#### Written instruction A
Copy the records word for word, beginning with their first line and continuing through the line that contains "- bar: [544, 152, 599, 449]", with that line included.

#### Document segment
-*-*-

Haven't really done anything yet. Just some book-keeping to figure out which **keys** go with which **rows**. Keys are the things we've grouped by (each `beer_style` in this case).

The last two steps, apply and combine, are just:

In [None]:
gr.agg('mean')

This says apply the `mean` function to each column. Non-numeric columns (nusiance columns) are excluded. We can also select a subset of columns to perform the aggregation on.

In [None]:
gr[review_cols].agg('mean')

`.` attribute lookup works as well.

In [None]:
gr.abv.agg('mean')

Certain operations are attached directly to the `GroupBy` object, letting you bypass the `.agg` part

In [None]:
gr.abv.mean()

Exercise: Find the `beer_style`s with the greatest variance in `abv`.

- hint: `.std` calculates the standard deviation, and is available on `GroupBy` objects like `gr.abv`.
- hint: use `.sort_values` to sort a Series by the values

In [None]:
# your code goes here

In [None]:
%load -r 15:17 solutions/solutions_groupby.py

Now we'll run the gamut on a bunch of grouper / apply combinations.
Keep sight of the target though: split, apply, combine.

- Grouper: Controls the output index
    * 1-D -> `Index`
    * 2+ -> `MultiIndex`
- Subject (Groupee): Controls the output data values
    * 1-D -> `Series` (or DataFrame if multiple aggregations)
    * 2+ -> `DataFrame`
- Aggregation: Controls the output columns
    * 1-D -> `Index` in the colums
    * 2+ -> `MultiIndex` in the columns (Or 1-D Index groupee is 1-d)

Multiple Aggregations on one column

In [None]:
gr['review_aroma'].agg([np.mean, np.std, 'count']).head()

Single Aggregation on multiple columns

In [None]:
gr[review_cols].mean()

Multiple aggregations on multiple columns

In [None]:
gr[review_cols].agg(['mean', 'count', 'std'])

Hierarchical Indexes in the columns can be awkward to work with, so I'll usually
move a level to the Index with `.stack`.

In [None]:
gr[review_cols].agg(['mean', 'count', 'std']).stack(level=0)

You can group by **levels** of a MultiIndex.

In [None]:
multi = gr[review_cols].agg(['mean', 'count', 'std']).stack(level=0)
multi.head()

In [None]:
multi.groupby(level='beer_style')['mean'].agg(['min', 'max'])

Group by **multiple** columns

In [None]:
df.groupby(['brewer_id', 'beer_style']).review_overall.mean()

In [None]:
df.groupby(['brewer_id', 'beer_style'])[review_cols].mean()

### Exercise: Plot the relationship between review length (the `text` column) and average `review_overall`.

Hint: Break the problem into pieces:

- Find the **len**gth of each reivew (remember the `df.text.str` namespace?)
- Group by that Series of review lengths
- Find the `mean` `review_overall` by review length
- I used `style='k.'` in the plot 

In [None]:
# Your solutioin

In [None]:
%load -r 1:5 solutions/solutions_groupby.py

Bonus exercise:

- Try grouping by the number of words.
- Try grouping by the number of sentances.

Remember that `str.count` accepts a regular expression.

-*-*-

#### Written instruction B
Write the next part of the pandas groupby tutorial, picking up after its last sentence.

-*-*-

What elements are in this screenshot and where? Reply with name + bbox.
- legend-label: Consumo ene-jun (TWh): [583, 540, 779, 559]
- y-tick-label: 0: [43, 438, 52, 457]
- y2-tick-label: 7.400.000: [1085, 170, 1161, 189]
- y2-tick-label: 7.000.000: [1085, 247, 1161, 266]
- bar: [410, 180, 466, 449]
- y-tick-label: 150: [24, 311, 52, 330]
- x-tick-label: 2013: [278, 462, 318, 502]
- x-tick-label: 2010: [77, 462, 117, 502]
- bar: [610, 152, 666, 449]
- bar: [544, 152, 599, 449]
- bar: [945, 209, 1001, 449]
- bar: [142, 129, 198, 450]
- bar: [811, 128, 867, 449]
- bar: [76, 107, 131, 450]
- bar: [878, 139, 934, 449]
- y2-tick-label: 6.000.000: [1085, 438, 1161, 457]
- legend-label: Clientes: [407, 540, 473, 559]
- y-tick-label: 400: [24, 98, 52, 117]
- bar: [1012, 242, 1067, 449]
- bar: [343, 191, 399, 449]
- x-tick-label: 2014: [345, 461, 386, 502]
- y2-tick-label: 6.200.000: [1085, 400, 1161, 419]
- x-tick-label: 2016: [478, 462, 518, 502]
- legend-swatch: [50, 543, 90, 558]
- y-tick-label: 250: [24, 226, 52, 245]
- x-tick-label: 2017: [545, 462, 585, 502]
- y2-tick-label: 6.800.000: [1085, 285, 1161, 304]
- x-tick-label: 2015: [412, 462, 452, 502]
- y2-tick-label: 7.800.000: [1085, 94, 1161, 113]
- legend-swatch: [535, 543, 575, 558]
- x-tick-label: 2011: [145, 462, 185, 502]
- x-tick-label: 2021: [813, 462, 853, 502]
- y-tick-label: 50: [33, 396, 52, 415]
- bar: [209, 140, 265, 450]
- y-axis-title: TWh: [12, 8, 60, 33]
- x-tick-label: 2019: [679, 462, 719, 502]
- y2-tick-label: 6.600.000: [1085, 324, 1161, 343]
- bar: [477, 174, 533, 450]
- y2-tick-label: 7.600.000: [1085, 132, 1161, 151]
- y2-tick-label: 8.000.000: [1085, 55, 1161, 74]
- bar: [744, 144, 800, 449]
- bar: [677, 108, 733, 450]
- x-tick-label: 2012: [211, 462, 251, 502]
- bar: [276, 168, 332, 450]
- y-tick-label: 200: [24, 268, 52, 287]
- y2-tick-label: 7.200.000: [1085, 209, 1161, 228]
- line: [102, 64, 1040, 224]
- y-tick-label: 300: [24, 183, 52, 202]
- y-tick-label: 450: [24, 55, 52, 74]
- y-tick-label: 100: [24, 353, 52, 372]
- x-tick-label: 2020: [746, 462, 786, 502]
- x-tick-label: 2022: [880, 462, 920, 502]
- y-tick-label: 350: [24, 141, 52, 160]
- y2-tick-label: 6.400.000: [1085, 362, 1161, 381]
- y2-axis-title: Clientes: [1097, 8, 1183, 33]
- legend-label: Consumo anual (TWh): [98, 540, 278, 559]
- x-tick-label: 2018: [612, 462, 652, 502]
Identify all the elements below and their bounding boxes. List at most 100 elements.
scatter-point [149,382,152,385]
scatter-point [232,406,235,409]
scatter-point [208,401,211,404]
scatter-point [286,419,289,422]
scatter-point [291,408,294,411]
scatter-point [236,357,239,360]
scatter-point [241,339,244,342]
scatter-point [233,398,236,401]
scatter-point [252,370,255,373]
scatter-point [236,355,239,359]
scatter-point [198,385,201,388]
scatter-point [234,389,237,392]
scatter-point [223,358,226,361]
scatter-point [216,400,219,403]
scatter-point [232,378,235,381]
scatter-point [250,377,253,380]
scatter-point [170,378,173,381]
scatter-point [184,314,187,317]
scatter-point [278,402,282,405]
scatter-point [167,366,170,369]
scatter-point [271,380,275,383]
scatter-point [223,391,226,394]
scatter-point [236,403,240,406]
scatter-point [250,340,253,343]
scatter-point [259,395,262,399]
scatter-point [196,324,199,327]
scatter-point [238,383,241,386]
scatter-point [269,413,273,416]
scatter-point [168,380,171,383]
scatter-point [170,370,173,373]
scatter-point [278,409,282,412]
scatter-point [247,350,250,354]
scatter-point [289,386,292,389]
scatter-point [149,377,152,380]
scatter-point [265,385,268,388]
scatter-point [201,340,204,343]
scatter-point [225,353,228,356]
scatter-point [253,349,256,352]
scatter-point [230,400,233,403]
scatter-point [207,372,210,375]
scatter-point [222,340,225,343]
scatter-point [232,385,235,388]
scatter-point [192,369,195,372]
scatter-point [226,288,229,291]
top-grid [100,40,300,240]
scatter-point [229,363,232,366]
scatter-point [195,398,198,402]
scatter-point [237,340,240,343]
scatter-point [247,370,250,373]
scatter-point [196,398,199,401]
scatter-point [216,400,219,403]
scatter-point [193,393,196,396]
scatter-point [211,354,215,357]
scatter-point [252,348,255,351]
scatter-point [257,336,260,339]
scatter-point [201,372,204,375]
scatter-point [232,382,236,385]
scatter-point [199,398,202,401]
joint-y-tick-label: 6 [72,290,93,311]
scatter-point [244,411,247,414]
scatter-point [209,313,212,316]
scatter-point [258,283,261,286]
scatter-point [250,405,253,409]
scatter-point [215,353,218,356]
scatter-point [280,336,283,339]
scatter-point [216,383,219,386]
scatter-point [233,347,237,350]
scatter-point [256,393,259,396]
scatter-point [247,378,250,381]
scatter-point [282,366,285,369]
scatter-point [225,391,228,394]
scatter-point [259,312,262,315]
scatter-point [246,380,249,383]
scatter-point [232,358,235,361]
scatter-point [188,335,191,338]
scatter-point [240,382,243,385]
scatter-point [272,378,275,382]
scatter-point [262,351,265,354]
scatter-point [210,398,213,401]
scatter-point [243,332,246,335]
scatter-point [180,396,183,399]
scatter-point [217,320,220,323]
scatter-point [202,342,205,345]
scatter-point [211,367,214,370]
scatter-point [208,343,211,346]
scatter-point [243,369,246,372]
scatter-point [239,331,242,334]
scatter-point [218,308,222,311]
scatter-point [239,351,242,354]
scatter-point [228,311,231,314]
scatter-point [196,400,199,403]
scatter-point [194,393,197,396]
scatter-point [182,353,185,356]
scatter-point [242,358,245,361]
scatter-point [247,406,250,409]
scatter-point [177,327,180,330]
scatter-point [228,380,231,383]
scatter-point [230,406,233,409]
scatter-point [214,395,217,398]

-*-*-

#### Expected answer A
What elements are in this screenshot and where? Reply with name + bbox.
- legend-label: Consumo ene-jun (TWh): [583, 540, 779, 559]
- y-tick-label: 0: [43, 438, 52, 457]
- y2-tick-label: 7.400.000: [1085, 170, 1161, 189]
- y2-tick-label: 7.000.000: [1085, 247, 1161, 266]
- bar: [410, 180, 466, 449]
- y-tick-label: 150: [24, 311, 52, 330]
- x-tick-label: 2013: [278, 462, 318, 502]
- x-tick-label: 2010: [77, 462, 117, 502]
- bar: [610, 152, 666, 449]
- bar: [544, 152, 599, 449]

#### Expected answer B
Don't worry too much about these, especially if you don't remember the syntax
for regular expressions (I never can). Just jump to the next exercise.

In [None]:
# Your code goes here

In [None]:
%load -r 18:20 solutions/solutions_groupby.py

### Exercise: Which **brewer** (`brewer_id`) has the largest gap between the min and max `review_overall` for two of their beers.

Hint: You'll need to do this in two steps.

1. Find the average `review_overall` by brewer and beername.
2. Find the difference between the max and min by brewer (rembember `.groupby(level=)`)

In [None]:
# Your code goes here. You've got this!

In [None]:
%load -r 6:13 solutions/solutions_groupby.py

In [None]:
# Show for those with counts > 20ish

Create our own "kind" of beer, which aggregates `style`.

In [None]:
style = df.beer_style.str.lower()
style.head()

In [None]:
kinds = ['ipa', 'apa', 'amber ale', 'rye', 'scotch', 'stout', 'barleywine', 'porter', 'brown ale', 'lager', 'pilsner',
         'tripel', 'biter', 'farmhouse', 'malt liquour', 'rice']

In [None]:
expr = '|'.join(['(?P<{name}>{pat})'.format(pat=kind, name=kind.replace(' ', '_')) for kind in kinds])
expr

In [None]:
beer_kind = (style.replace({'india pale ale': 'ipa',
                            'american pale ale': 'apa'})
            .str.extract(expr, expand=False).fillna('').sum(1)
            .str.lower().replace('', 'other'))
beer_kind.head()

In [None]:
df.groupby(['brewer_id', beer_kind]).review_overall.mean()

In [None]:
df.groupby(['brewer_id', beer_kind]).beer_id.nunique().unstack(1).fillna(0)

### Exercise: Which Brewers have the most different `kinds` of beer?

Hint: we used `df.profile_name.nunique()` to find the number of different profile names.
What are we grouping, and what is our grouper?

In [None]:
# Your solution

In [None]:
%load -r 27:29 solutions/solutions_groupby.py

### Exercise: Which kinds of beer have the most brewers?

In [None]:
# Your solution

In [None]:
%load -r 30:32 solutions/solutions_groupby.py

We've seen a lot of permutations among number of groupers, number of columns to aggregate, and number of aggregators.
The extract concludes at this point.